### Work instructions
In the records below, find each line with the word "ffffff" and copy it.

◆ ◆ ◆ ◆ ◆ ◆ ◆

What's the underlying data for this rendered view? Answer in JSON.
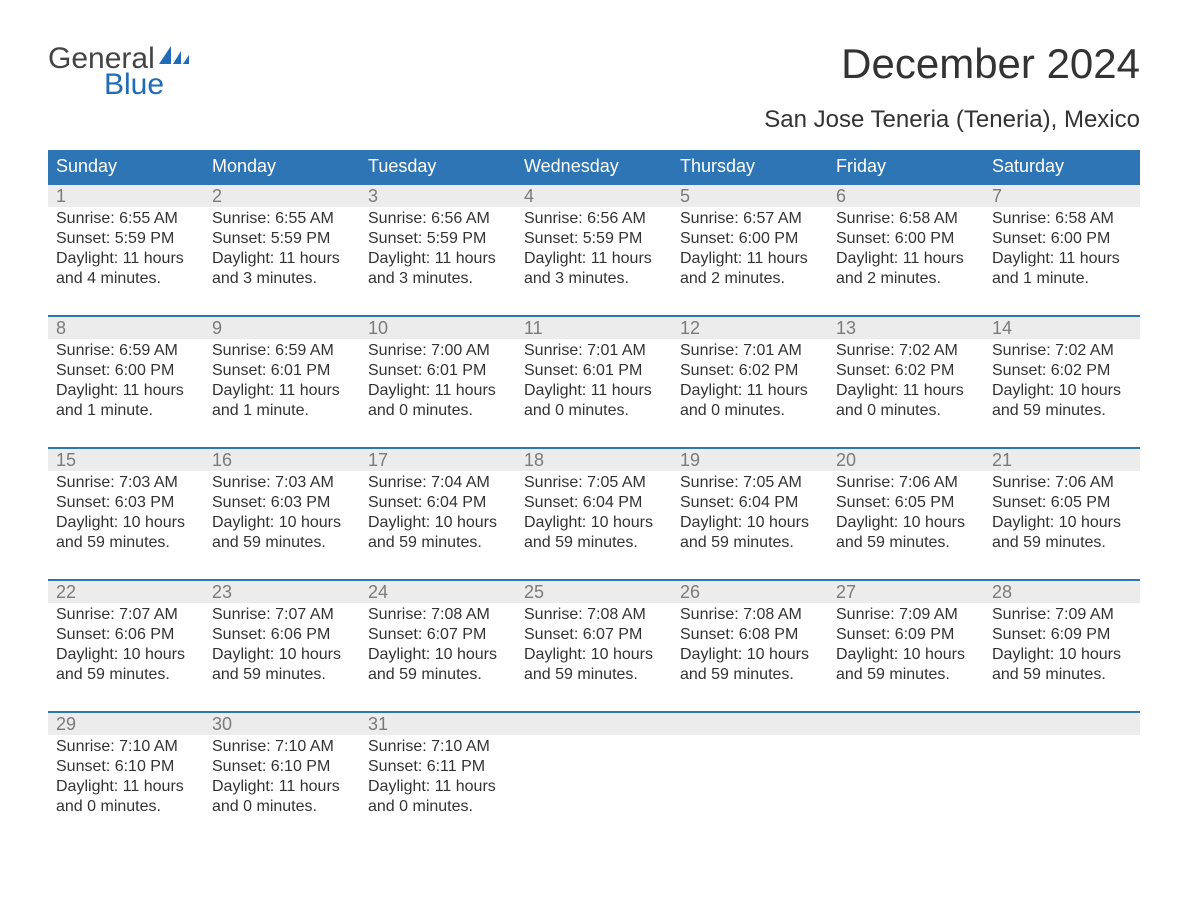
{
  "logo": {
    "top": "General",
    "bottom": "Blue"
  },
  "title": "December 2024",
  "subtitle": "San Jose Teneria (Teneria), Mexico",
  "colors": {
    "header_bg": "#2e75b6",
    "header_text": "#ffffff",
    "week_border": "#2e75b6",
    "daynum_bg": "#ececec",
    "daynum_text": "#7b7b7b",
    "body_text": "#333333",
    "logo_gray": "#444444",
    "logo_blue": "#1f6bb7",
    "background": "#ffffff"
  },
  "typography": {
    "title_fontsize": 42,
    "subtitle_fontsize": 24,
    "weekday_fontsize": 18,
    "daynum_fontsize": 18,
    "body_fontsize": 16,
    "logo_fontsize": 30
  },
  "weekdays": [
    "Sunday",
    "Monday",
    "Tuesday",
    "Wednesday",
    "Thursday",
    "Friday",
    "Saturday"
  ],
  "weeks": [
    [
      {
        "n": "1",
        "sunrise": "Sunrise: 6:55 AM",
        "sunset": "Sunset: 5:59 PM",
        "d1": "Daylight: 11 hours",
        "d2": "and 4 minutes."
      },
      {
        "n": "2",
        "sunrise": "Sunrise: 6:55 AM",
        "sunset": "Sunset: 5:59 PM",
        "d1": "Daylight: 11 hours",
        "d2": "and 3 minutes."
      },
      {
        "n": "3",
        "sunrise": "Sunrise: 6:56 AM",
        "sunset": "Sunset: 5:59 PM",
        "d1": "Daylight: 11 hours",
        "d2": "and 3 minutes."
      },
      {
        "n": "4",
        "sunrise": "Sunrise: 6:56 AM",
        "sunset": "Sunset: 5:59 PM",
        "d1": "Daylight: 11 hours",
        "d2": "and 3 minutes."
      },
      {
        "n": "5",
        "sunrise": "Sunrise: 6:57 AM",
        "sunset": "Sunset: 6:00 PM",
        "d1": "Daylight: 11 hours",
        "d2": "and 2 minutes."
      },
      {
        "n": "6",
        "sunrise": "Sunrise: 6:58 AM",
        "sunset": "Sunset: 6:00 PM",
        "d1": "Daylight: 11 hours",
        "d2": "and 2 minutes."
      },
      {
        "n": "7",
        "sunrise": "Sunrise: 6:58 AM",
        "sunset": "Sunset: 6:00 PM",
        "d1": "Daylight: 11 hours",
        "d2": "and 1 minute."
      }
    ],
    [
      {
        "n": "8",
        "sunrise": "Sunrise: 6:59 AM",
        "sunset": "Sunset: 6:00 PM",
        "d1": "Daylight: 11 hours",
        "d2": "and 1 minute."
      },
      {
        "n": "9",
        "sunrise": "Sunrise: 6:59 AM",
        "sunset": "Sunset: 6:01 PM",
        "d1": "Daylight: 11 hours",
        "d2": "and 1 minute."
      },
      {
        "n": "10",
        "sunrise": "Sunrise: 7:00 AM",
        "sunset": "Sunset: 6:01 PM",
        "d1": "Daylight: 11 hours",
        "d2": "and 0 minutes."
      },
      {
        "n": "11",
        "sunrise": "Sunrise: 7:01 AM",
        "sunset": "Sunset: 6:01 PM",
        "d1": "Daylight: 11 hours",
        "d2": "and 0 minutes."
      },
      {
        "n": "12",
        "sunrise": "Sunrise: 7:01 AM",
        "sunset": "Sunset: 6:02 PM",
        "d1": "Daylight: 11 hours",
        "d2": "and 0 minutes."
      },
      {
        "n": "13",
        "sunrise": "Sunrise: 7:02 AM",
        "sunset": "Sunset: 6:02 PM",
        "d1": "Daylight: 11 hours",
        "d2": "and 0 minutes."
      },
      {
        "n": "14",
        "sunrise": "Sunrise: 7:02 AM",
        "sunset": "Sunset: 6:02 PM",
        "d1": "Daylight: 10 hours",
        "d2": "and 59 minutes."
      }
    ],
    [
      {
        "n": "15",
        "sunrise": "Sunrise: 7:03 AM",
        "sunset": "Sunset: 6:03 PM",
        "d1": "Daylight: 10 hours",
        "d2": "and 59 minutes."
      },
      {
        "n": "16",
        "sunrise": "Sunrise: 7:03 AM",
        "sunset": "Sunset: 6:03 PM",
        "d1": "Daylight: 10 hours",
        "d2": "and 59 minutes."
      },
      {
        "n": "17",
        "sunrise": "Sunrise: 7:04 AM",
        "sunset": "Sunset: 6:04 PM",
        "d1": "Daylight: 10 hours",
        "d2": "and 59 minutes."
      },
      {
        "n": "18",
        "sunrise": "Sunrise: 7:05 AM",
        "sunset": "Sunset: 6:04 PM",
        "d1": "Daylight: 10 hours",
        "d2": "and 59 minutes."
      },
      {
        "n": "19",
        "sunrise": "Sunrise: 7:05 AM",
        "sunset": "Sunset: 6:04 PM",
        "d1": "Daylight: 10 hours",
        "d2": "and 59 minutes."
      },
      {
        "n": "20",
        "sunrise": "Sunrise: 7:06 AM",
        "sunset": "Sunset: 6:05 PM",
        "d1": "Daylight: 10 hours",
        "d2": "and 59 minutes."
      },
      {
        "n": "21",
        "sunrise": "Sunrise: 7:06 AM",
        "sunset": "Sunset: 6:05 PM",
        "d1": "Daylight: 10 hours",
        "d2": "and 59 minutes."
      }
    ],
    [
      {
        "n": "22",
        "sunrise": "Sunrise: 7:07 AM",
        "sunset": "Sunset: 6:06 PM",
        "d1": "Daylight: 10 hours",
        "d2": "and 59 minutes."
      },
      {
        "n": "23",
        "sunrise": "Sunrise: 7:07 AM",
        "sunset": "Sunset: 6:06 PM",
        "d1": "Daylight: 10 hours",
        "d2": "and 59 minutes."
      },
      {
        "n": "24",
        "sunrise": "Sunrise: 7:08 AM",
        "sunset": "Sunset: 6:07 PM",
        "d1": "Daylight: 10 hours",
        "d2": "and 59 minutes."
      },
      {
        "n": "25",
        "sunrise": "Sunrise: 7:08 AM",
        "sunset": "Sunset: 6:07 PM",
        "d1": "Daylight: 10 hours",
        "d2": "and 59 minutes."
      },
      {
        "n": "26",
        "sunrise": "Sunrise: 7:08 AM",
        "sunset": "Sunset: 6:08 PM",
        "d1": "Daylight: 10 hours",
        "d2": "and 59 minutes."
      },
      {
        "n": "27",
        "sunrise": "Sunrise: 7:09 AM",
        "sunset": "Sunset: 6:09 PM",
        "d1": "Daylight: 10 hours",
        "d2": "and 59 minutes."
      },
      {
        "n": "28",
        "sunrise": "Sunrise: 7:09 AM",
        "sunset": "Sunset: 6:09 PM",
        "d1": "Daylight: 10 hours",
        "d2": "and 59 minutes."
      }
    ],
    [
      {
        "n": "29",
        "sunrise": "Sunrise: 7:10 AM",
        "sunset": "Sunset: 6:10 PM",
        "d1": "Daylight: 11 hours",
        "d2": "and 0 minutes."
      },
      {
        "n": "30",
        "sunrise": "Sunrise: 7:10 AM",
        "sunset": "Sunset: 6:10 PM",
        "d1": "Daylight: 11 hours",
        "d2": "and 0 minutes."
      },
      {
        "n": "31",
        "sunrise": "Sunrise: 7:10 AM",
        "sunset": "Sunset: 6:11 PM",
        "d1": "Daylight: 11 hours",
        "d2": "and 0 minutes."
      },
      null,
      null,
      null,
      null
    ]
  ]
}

◆ ◆ ◆ ◆ ◆ ◆ ◆

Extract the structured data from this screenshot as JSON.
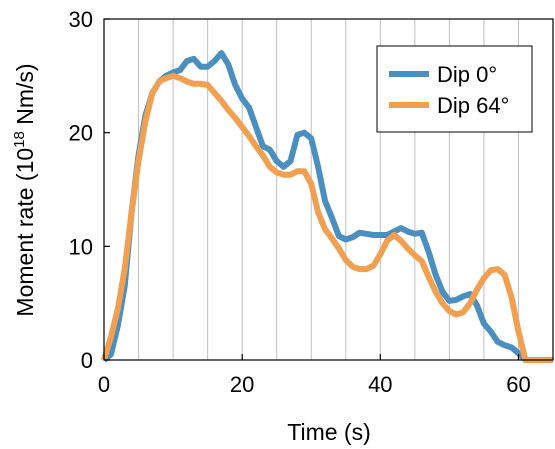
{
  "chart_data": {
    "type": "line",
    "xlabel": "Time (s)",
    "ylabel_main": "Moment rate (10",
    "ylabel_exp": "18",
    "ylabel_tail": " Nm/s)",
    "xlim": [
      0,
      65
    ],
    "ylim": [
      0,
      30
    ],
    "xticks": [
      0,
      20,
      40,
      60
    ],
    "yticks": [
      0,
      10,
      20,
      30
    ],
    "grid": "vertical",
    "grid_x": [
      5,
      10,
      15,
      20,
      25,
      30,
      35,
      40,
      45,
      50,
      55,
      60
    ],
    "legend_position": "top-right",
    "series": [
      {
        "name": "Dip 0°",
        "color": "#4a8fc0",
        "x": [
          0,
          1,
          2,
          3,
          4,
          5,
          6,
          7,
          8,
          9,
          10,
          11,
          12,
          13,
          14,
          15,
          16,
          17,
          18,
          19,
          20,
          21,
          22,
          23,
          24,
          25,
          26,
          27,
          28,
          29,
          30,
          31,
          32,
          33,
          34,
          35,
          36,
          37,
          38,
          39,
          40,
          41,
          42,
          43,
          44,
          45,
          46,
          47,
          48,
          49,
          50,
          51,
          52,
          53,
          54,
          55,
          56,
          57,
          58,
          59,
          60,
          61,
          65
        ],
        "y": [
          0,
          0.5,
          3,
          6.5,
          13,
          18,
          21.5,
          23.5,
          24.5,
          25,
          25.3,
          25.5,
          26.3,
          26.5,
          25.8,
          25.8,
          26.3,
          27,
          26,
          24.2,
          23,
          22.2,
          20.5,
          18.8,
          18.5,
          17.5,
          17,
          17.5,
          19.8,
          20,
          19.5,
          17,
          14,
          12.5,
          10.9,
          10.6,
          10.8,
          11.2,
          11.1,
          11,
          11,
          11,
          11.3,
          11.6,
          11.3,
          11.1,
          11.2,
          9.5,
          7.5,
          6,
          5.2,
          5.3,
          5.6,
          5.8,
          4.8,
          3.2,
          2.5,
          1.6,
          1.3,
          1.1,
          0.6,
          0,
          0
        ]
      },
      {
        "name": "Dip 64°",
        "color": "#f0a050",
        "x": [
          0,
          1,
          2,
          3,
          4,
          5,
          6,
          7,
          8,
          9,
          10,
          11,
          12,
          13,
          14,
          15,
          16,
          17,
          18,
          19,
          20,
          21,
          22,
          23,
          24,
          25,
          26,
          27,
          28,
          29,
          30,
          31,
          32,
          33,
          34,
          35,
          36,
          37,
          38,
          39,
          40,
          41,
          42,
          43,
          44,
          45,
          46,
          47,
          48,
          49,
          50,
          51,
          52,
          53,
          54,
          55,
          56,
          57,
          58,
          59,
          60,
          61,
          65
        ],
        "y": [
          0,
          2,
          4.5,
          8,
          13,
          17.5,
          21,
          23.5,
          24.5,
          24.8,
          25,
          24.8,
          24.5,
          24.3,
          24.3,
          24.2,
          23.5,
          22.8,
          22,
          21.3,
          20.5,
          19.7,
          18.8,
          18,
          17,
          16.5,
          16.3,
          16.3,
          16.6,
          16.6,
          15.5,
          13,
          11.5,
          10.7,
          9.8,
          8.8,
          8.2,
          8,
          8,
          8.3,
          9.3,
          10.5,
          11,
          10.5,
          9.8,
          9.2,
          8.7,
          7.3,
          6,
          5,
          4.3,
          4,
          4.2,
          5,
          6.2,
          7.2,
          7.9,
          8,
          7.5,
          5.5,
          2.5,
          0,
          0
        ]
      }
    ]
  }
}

◆ ◆ ◆ ◆ ◆ ◆ ◆

### Response
    "header_text": "#ffffff",
    "background": "#ffffff"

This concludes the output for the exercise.